→ **EXERCISE AIM**
Within the records below, find each line that holds the string "weight", then copy it.

→ **GIVEN INFORMATION**
--

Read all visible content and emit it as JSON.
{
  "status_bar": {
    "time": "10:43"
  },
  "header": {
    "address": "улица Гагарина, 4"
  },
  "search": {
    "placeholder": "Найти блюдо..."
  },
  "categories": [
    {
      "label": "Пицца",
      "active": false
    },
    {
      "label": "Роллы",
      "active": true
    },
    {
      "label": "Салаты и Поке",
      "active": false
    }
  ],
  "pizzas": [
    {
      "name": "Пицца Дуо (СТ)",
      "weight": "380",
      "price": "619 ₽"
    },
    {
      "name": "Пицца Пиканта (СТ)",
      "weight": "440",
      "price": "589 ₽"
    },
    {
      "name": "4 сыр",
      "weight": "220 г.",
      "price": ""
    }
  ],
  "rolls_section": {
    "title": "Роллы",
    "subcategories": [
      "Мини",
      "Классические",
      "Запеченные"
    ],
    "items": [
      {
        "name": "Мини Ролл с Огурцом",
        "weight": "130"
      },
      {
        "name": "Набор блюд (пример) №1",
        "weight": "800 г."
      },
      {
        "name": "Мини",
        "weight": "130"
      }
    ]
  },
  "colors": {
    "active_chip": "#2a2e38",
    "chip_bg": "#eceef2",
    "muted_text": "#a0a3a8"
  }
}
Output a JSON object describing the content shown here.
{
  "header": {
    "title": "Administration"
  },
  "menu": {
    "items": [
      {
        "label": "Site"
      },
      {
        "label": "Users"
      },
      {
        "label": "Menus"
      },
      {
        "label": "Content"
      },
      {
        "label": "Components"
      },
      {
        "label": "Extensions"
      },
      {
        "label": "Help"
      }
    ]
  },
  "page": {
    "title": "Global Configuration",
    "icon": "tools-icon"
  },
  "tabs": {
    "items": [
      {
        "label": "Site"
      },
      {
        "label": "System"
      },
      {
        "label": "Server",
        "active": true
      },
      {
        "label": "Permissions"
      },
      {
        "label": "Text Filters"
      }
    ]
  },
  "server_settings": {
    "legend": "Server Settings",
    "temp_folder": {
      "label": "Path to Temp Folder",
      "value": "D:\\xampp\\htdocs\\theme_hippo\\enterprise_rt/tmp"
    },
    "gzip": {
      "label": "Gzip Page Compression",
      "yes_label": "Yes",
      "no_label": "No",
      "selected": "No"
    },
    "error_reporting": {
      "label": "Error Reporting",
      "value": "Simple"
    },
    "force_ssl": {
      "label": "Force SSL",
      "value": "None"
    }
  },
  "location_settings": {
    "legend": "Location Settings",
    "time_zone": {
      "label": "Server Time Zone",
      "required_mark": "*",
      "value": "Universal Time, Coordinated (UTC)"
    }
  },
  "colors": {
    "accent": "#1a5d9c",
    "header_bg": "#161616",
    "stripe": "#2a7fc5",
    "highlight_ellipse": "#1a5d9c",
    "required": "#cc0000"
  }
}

--

→ **EXERCISE SOLUTION**
      "weight": "380",
      "weight": "440",
      "weight": "220 г.",
        "weight": "130"
        "weight": "800 г."
        "weight": "130"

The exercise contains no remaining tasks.